DIRECTION:
From the first line of the records up to and including the line with "- candle-body: [801, 246, 804, 267]", render the lines as a Markdown table with the columns Row and Text, numbering each line and omitting any blank ones.

DATA FOR THIS EXERCISE:

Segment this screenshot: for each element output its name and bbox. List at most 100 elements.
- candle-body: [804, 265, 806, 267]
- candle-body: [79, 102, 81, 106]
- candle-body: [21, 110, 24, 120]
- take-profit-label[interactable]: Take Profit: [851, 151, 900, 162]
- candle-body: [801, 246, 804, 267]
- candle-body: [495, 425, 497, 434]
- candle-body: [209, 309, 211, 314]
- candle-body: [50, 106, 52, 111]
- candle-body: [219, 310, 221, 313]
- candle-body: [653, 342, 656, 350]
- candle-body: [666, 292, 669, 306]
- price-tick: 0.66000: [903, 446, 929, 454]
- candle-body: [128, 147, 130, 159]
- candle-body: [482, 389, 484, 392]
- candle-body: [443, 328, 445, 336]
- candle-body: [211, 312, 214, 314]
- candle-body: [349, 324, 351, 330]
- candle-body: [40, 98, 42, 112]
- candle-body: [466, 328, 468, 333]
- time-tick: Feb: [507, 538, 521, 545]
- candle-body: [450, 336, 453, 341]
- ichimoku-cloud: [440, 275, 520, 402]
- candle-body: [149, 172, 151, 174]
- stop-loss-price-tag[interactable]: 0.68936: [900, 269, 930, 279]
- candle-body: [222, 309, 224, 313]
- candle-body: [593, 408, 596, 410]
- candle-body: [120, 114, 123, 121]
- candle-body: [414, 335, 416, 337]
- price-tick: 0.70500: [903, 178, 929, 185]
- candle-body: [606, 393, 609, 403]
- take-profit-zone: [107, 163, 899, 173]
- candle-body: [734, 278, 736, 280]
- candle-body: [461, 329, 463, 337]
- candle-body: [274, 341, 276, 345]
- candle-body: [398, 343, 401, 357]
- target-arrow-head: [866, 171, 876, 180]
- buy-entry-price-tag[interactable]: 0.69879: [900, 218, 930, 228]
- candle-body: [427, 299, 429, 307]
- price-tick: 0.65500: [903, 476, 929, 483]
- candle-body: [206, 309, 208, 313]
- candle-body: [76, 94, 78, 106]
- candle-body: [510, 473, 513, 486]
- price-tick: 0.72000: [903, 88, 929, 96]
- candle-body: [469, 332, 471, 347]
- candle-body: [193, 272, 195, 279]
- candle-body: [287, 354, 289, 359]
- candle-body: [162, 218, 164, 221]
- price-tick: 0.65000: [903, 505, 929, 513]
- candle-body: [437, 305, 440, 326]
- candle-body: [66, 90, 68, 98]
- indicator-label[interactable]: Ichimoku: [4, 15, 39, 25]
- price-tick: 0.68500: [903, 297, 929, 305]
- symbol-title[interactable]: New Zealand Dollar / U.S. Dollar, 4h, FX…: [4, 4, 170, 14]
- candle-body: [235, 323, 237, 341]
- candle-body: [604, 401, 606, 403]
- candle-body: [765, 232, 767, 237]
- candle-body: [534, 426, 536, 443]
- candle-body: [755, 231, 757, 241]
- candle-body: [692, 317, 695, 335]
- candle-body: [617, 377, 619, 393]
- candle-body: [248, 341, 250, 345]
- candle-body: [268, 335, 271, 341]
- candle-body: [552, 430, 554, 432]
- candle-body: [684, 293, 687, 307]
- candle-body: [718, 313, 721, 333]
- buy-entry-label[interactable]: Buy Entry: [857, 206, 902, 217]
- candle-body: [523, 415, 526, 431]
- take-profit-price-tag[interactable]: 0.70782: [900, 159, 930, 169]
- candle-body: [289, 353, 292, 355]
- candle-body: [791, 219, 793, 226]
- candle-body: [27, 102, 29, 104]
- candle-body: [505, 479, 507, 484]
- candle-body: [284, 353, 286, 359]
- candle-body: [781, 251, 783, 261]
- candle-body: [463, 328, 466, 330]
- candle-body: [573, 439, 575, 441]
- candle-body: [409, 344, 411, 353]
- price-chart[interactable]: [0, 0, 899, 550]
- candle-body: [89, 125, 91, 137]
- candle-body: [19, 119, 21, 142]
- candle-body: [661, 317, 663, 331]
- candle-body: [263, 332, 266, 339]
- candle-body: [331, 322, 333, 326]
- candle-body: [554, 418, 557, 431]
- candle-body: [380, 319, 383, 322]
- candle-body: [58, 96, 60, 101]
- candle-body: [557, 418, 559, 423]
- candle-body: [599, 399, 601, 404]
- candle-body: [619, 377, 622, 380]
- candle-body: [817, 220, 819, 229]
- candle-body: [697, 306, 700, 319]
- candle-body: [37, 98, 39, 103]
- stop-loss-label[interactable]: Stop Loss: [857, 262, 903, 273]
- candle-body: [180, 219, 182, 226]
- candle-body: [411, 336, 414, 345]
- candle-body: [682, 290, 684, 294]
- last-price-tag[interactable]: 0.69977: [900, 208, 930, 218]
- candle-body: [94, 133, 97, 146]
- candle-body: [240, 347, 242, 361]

EXERCISE RESULT:
| Row | Text |
|---|---|
| 1 | Segment this screenshot: for each element output its name and bbox. List at most 100 elements. |
| 2 | - candle-body: [804, 265, 806, 267] |
| 3 | - candle-body: [79, 102, 81, 106] |
| 4 | - candle-body: [21, 110, 24, 120] |
| 5 | - take-profit-label[interactable]: Take Profit: [851, 151, 900, 162] |
| 6 | - candle-body: [801, 246, 804, 267] |